* _Recorded data_
■ ■ ■

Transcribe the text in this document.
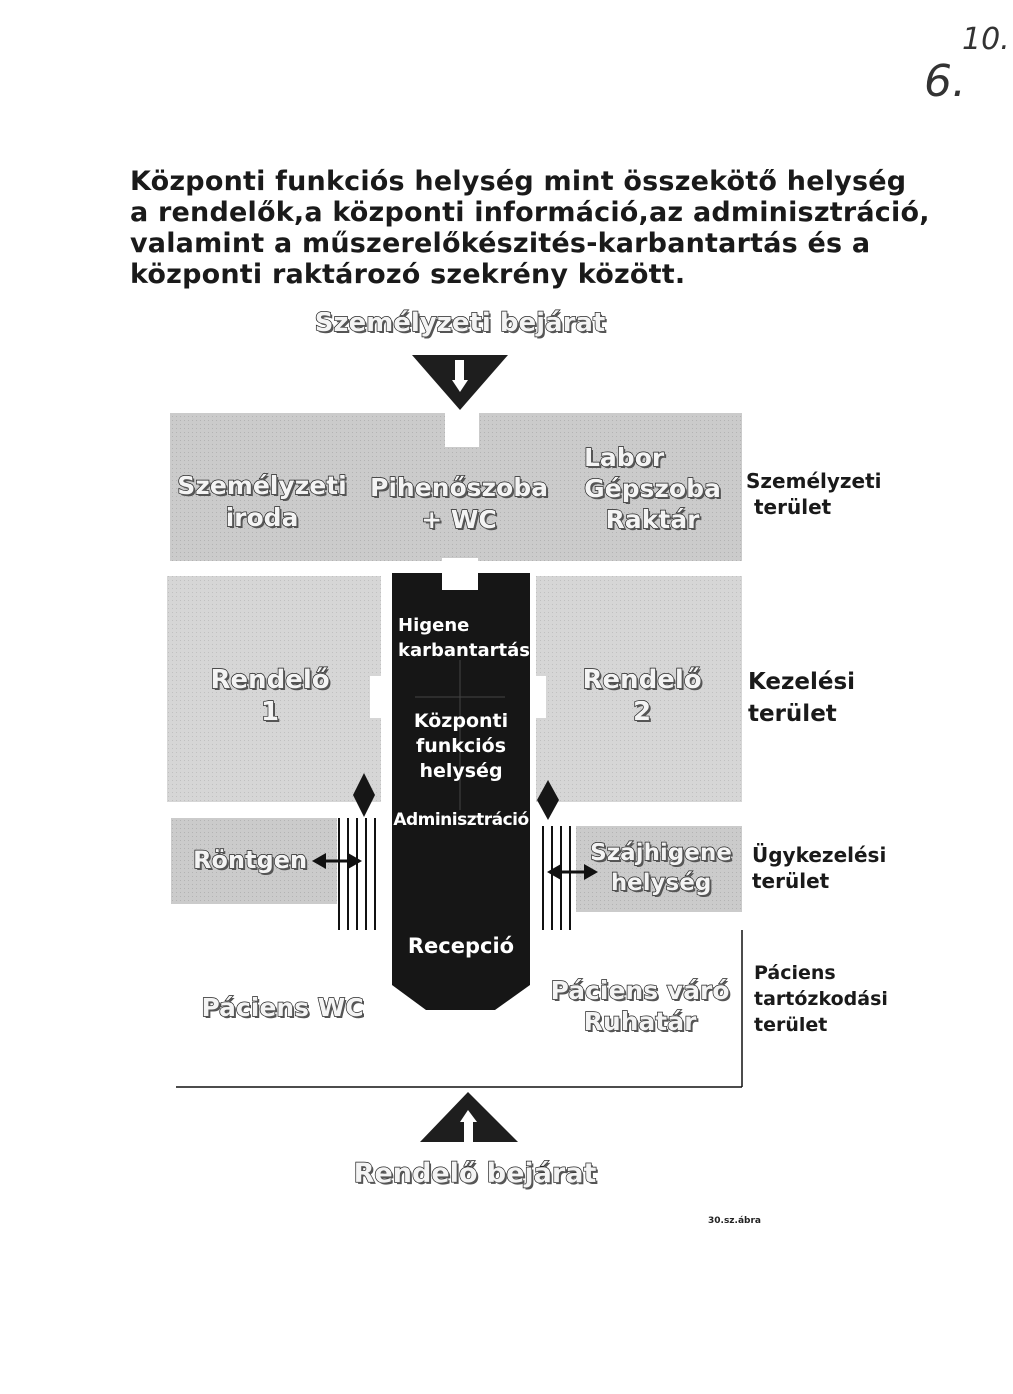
10.
6.
Központi funkciós helység mint összekötő helység
a rendelők,a központi információ,az adminisztráció,
valamint a műszerelőkészités-karbantartás és a
központi raktározó szekrény között.
Személyzeti bejárat
Rendelő bejárat
Személyzeti
iroda
Pihenőszoba
+ WC
Labor
Gépszoba
Raktár
Rendelő
1
Rendelő
2
Röntgen	Szájhigene
helység
Páciens WC
Páciens váró
Ruhatár
Higene
karbantartás
Központi
funkciós
helység
Adminisztráció
Recepció
Személyzeti
terület
Kezelési
terület
Ügykezelési
terület
Páciens
tartózkodási
terület
30.sz.ábra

■ ■ ■

* _DO THIS_
Scan the data for the word "funkciós" and copy every line where it shows up.

* _SOLUTION TO THIS EXERCISE_
Központi funkciós helység mint összekötő helység
funkciós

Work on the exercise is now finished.